• _Source records_:
════════════════════
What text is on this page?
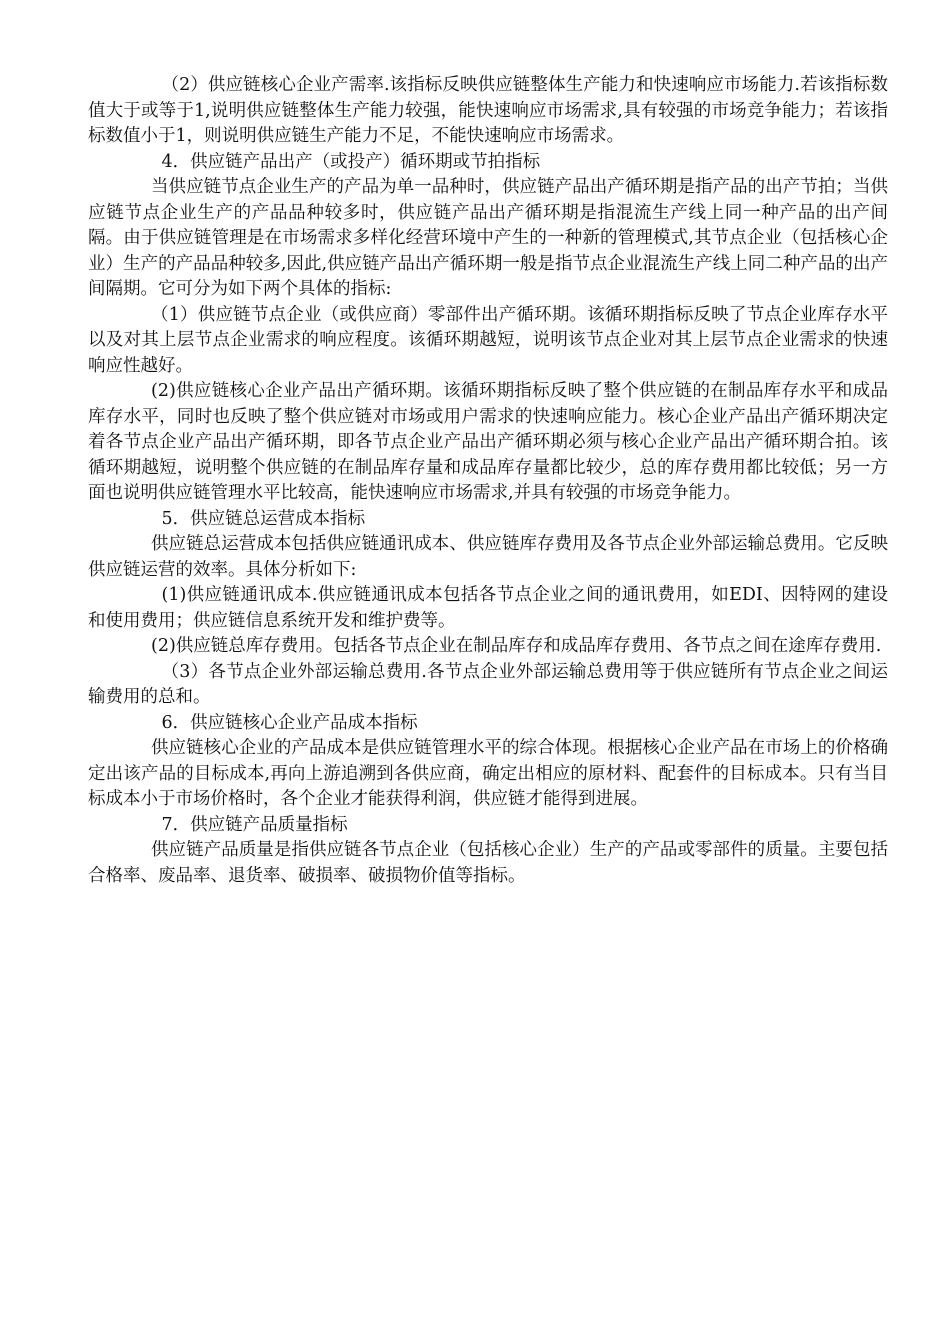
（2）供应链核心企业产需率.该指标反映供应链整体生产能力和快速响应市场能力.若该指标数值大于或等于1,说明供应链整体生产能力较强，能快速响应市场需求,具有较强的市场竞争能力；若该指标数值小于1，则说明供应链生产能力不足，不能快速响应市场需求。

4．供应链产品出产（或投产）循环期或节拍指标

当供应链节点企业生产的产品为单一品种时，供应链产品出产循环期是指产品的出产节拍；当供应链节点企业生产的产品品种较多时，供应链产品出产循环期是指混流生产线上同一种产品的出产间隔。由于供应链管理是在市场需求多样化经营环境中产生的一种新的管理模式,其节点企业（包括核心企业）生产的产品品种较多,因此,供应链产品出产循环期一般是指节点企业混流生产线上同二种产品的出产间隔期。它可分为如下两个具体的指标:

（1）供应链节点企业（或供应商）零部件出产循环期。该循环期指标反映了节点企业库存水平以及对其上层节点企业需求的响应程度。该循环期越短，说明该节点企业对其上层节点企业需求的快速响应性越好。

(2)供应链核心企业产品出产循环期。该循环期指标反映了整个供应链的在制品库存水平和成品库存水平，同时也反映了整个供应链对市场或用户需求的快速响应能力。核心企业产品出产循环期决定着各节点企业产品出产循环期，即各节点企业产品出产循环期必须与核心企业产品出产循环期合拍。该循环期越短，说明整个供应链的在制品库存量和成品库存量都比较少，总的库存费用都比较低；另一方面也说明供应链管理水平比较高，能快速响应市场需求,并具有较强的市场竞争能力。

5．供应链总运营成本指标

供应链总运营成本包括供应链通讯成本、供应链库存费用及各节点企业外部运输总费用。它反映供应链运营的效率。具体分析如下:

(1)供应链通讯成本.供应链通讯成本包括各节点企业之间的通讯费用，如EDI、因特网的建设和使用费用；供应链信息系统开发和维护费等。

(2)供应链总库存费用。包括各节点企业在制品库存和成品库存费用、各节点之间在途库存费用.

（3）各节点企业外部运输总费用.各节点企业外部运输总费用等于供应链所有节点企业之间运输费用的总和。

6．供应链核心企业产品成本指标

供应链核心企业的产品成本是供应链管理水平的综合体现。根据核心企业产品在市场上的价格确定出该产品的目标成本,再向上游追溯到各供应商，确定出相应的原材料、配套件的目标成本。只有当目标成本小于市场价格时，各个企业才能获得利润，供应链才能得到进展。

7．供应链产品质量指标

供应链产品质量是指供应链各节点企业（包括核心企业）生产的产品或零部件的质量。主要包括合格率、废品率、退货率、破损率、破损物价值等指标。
════════════════════
Keep the pictures out of the copy and write out the data exactly as it stands.

What text is on this page?
（2）供应链核心企业产需率.该指标反映供应链整体生产能力和快速响应市场能力.若该指标数值大于或等于1,说明供应链整体生产能力较强，能快速响应市场需求,具有较强的市场竞争能力；若该指标数值小于1，则说明供应链生产能力不足，不能快速响应市场需求。

4．供应链产品出产（或投产）循环期或节拍指标

当供应链节点企业生产的产品为单一品种时，供应链产品出产循环期是指产品的出产节拍；当供应链节点企业生产的产品品种较多时，供应链产品出产循环期是指混流生产线上同一种产品的出产间隔。由于供应链管理是在市场需求多样化经营环境中产生的一种新的管理模式,其节点企业（包括核心企业）生产的产品品种较多,因此,供应链产品出产循环期一般是指节点企业混流生产线上同二种产品的出产间隔期。它可分为如下两个具体的指标:

（1）供应链节点企业（或供应商）零部件出产循环期。该循环期指标反映了节点企业库存水平以及对其上层节点企业需求的响应程度。该循环期越短，说明该节点企业对其上层节点企业需求的快速响应性越好。

(2)供应链核心企业产品出产循环期。该循环期指标反映了整个供应链的在制品库存水平和成品库存水平，同时也反映了整个供应链对市场或用户需求的快速响应能力。核心企业产品出产循环期决定着各节点企业产品出产循环期，即各节点企业产品出产循环期必须与核心企业产品出产循环期合拍。该循环期越短，说明整个供应链的在制品库存量和成品库存量都比较少，总的库存费用都比较低；另一方面也说明供应链管理水平比较高，能快速响应市场需求,并具有较强的市场竞争能力。

5．供应链总运营成本指标

供应链总运营成本包括供应链通讯成本、供应链库存费用及各节点企业外部运输总费用。它反映供应链运营的效率。具体分析如下:

(1)供应链通讯成本.供应链通讯成本包括各节点企业之间的通讯费用，如EDI、因特网的建设和使用费用；供应链信息系统开发和维护费等。

(2)供应链总库存费用。包括各节点企业在制品库存和成品库存费用、各节点之间在途库存费用.

（3）各节点企业外部运输总费用.各节点企业外部运输总费用等于供应链所有节点企业之间运输费用的总和。

6．供应链核心企业产品成本指标

供应链核心企业的产品成本是供应链管理水平的综合体现。根据核心企业产品在市场上的价格确定出该产品的目标成本,再向上游追溯到各供应商，确定出相应的原材料、配套件的目标成本。只有当目标成本小于市场价格时，各个企业才能获得利润，供应链才能得到进展。

7．供应链产品质量指标

供应链产品质量是指供应链各节点企业（包括核心企业）生产的产品或零部件的质量。主要包括合格率、废品率、退货率、破损率、破损物价值等指标。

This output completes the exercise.